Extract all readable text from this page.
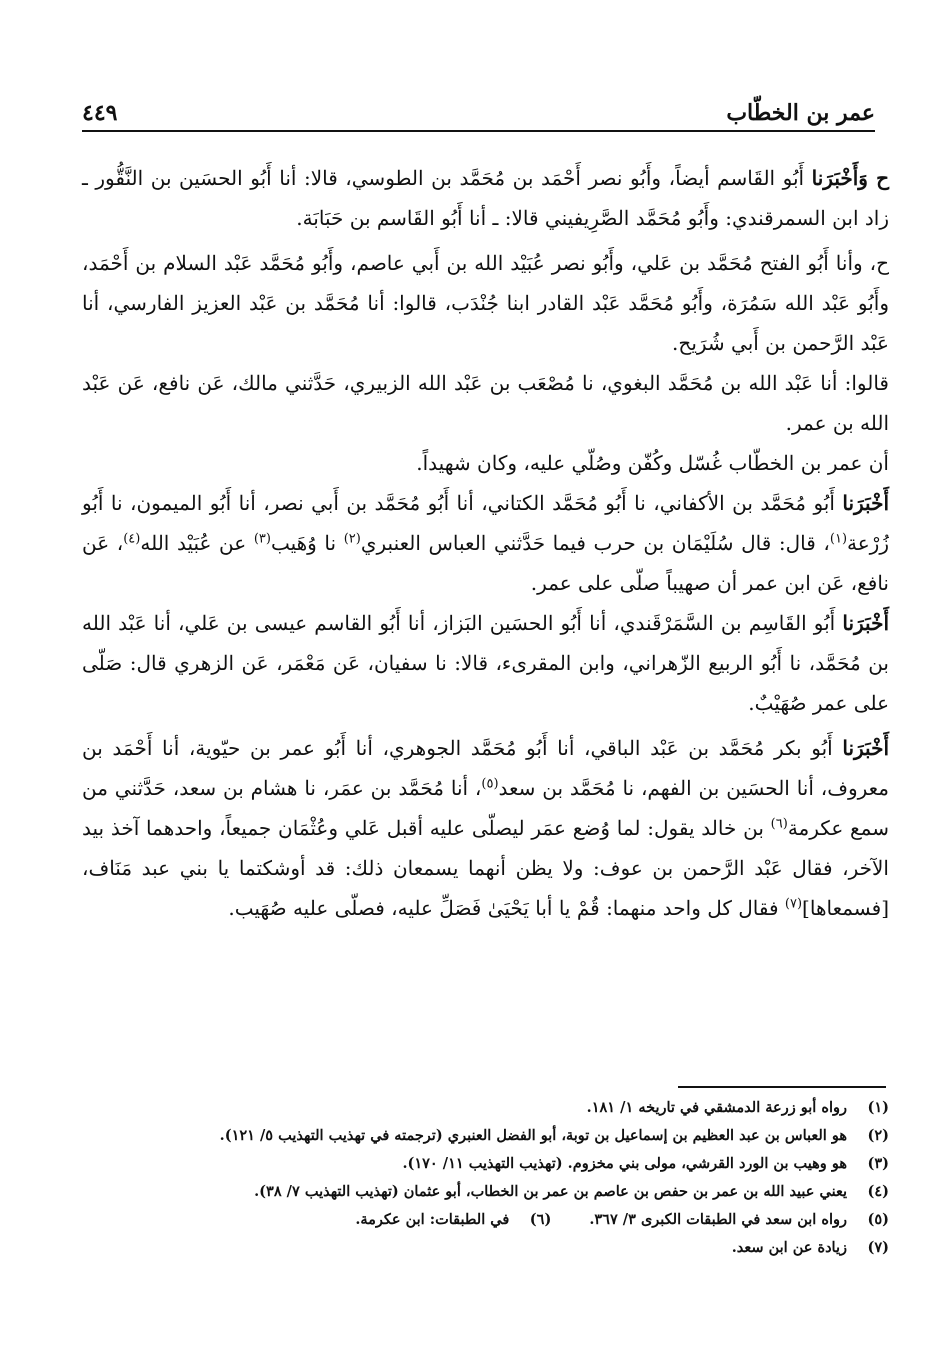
٤٤٩	عمر بن الخطّاب

ح وَأَخْبَرَنا أَبُو القَاسم أيضاً، وأَبُو نصر أَحْمَد بن مُحَمَّد بن الطوسي، قالا: أنا أَبُو الحسَين بن النَّقُّور ـ زاد ابن السمرقندي: وأَبُو مُحَمَّد الصَّرِيفيني قالا: ـ أنا أَبُو القَاسم بن حَبَابَة.

ح، وأنا أَبُو الفتح مُحَمَّد بن عَلي، وأَبُو نصر عُبَيْد الله بن أَبي عاصم، وأَبُو مُحَمَّد عَبْد السلام بن أَحْمَد، وأَبُو عَبْد الله سَمُرَة، وأَبُو مُحَمَّد عَبْد القادر ابنا جُنْدَب، قالوا: أنا مُحَمَّد بن عَبْد العزيز الفارسي، أنا عَبْد الرَّحمن بن أَبي شُرَيح.

قالوا: أنا عَبْد الله بن مُحَمَّد البغوي، نا مُصْعَب بن عَبْد الله الزبيري، حَدَّثني مالك، عَن نافع، عَن عَبْد الله بن عمر.

أن عمر بن الخطّاب غُسّل وكُفّن وصُلّي عليه، وكان شهيداً.

أَخْبَرَنا أَبُو مُحَمَّد بن الأكفاني، نا أَبُو مُحَمَّد الكتاني، أنا أَبُو مُحَمَّد بن أَبي نصر، أنا أَبُو الميمون، نا أَبُو زُرْعة$^{(١)}$، قال: قال سُلَيْمَان بن حرب فيما حَدَّثني العباس العنبري$^{(٢)}$ نا وُهَيب$^{(٣)}$ عن عُبَيْد الله$^{(٤)}$، عَن نافع، عَن ابن عمر أن صهيباً صلّى على عمر.

أَخْبَرَنا أَبُو القَاسِم بن السَّمَرْقَندي، أنا أَبُو الحسَين البَزاز، أنا أَبُو القاسم عيسى بن عَلي، أنا عَبْد الله بن مُحَمَّد، نا أَبُو الربيع الزّهراني، وابن المقرىء، قالا: نا سفيان، عَن مَعْمَر، عَن الزهري قال: صَلّى على عمر صُهَيْبٌ.

أَخْبَرَنا أَبُو بكر مُحَمَّد بن عَبْد الباقي، أنا أَبُو مُحَمَّد الجوهري، أنا أَبُو عمر بن حيّوية، أنا أَحْمَد بن معروف، أنا الحسَين بن الفهم، نا مُحَمَّد بن سعد$^{(٥)}$، أنا مُحَمَّد بن عمَر، نا هشام بن سعد، حَدَّثني من سمع عكرمة$^{(٦)}$ بن خالد يقول: لما وُضع عمَر ليصلّى عليه أقبل عَلي وعُثْمَان جميعاً، واحدهما آخذ بيد الآخر، فقال عَبْد الرَّحمن بن عوف: ولا يظن أنهما يسمعان ذلك: قد أوشكتما يا بني عبد مَنَاف، [فسمعاها]$^{(٧)}$ فقال كل واحد منهما: قُمْ يا أبا يَحْيَىٰ فَصَلِّ عليه، فصلّى عليه صُهَيب.

(١)
رواه أبو زرعة الدمشقي في تاريخه ١/ ١٨١.

(٢)
هو العباس بن عبد العظيم بن إسماعيل بن توبة، أبو الفضل العنبري (ترجمته في تهذيب التهذيب ٥/ ١٢١).

(٣)
هو وهيب بن الورد القرشي، مولى بني مخزوم. (تهذيب التهذيب ١١/ ١٧٠).

(٤)
يعني عبيد الله بن عمر بن حفص بن عاصم بن عمر بن الخطاب، أبو عثمان (تهذيب التهذيب ٧/ ٣٨).

(٥)
رواه ابن سعد في الطبقات الكبرى ٣/ ٣٦٧.
(٦)
في الطبقات: ابن عكرمة.

(٧)
زيادة عن ابن سعد.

==*==

• Task brief
Reproduce all of the data exactly, omitting each picture it holds.

• Response to the exercise
Extract all readable text from this page.
٤٤٩	عمر بن الخطّاب

ح وَأَخْبَرَنا أَبُو القَاسم أيضاً، وأَبُو نصر أَحْمَد بن مُحَمَّد بن الطوسي، قالا: أنا أَبُو الحسَين بن النَّقُّور ـ زاد ابن السمرقندي: وأَبُو مُحَمَّد الصَّرِيفيني قالا: ـ أنا أَبُو القَاسم بن حَبَابَة.

ح، وأنا أَبُو الفتح مُحَمَّد بن عَلي، وأَبُو نصر عُبَيْد الله بن أَبي عاصم، وأَبُو مُحَمَّد عَبْد السلام بن أَحْمَد، وأَبُو عَبْد الله سَمُرَة، وأَبُو مُحَمَّد عَبْد القادر ابنا جُنْدَب، قالوا: أنا مُحَمَّد بن عَبْد العزيز الفارسي، أنا عَبْد الرَّحمن بن أَبي شُرَيح.

قالوا: أنا عَبْد الله بن مُحَمَّد البغوي، نا مُصْعَب بن عَبْد الله الزبيري، حَدَّثني مالك، عَن نافع، عَن عَبْد الله بن عمر.

أن عمر بن الخطّاب غُسّل وكُفّن وصُلّي عليه، وكان شهيداً.

أَخْبَرَنا أَبُو مُحَمَّد بن الأكفاني، نا أَبُو مُحَمَّد الكتاني، أنا أَبُو مُحَمَّد بن أَبي نصر، أنا أَبُو الميمون، نا أَبُو زُرْعة$^{(١)}$، قال: قال سُلَيْمَان بن حرب فيما حَدَّثني العباس العنبري$^{(٢)}$ نا وُهَيب$^{(٣)}$ عن عُبَيْد الله$^{(٤)}$، عَن نافع، عَن ابن عمر أن صهيباً صلّى على عمر.

أَخْبَرَنا أَبُو القَاسِم بن السَّمَرْقَندي، أنا أَبُو الحسَين البَزاز، أنا أَبُو القاسم عيسى بن عَلي، أنا عَبْد الله بن مُحَمَّد، نا أَبُو الربيع الزّهراني، وابن المقرىء، قالا: نا سفيان، عَن مَعْمَر، عَن الزهري قال: صَلّى على عمر صُهَيْبٌ.

أَخْبَرَنا أَبُو بكر مُحَمَّد بن عَبْد الباقي، أنا أَبُو مُحَمَّد الجوهري، أنا أَبُو عمر بن حيّوية، أنا أَحْمَد بن معروف، أنا الحسَين بن الفهم، نا مُحَمَّد بن سعد$^{(٥)}$، أنا مُحَمَّد بن عمَر، نا هشام بن سعد، حَدَّثني من سمع عكرمة$^{(٦)}$ بن خالد يقول: لما وُضع عمَر ليصلّى عليه أقبل عَلي وعُثْمَان جميعاً، واحدهما آخذ بيد الآخر، فقال عَبْد الرَّحمن بن عوف: ولا يظن أنهما يسمعان ذلك: قد أوشكتما يا بني عبد مَنَاف، [فسمعاها]$^{(٧)}$ فقال كل واحد منهما: قُمْ يا أبا يَحْيَىٰ فَصَلِّ عليه، فصلّى عليه صُهَيب.

(١)
رواه أبو زرعة الدمشقي في تاريخه ١/ ١٨١.

(٢)
هو العباس بن عبد العظيم بن إسماعيل بن توبة، أبو الفضل العنبري (ترجمته في تهذيب التهذيب ٥/ ١٢١).

(٣)
هو وهيب بن الورد القرشي، مولى بني مخزوم. (تهذيب التهذيب ١١/ ١٧٠).

(٤)
يعني عبيد الله بن عمر بن حفص بن عاصم بن عمر بن الخطاب، أبو عثمان (تهذيب التهذيب ٧/ ٣٨).

(٥)
رواه ابن سعد في الطبقات الكبرى ٣/ ٣٦٧.
(٦)
في الطبقات: ابن عكرمة.

(٧)
زيادة عن ابن سعد.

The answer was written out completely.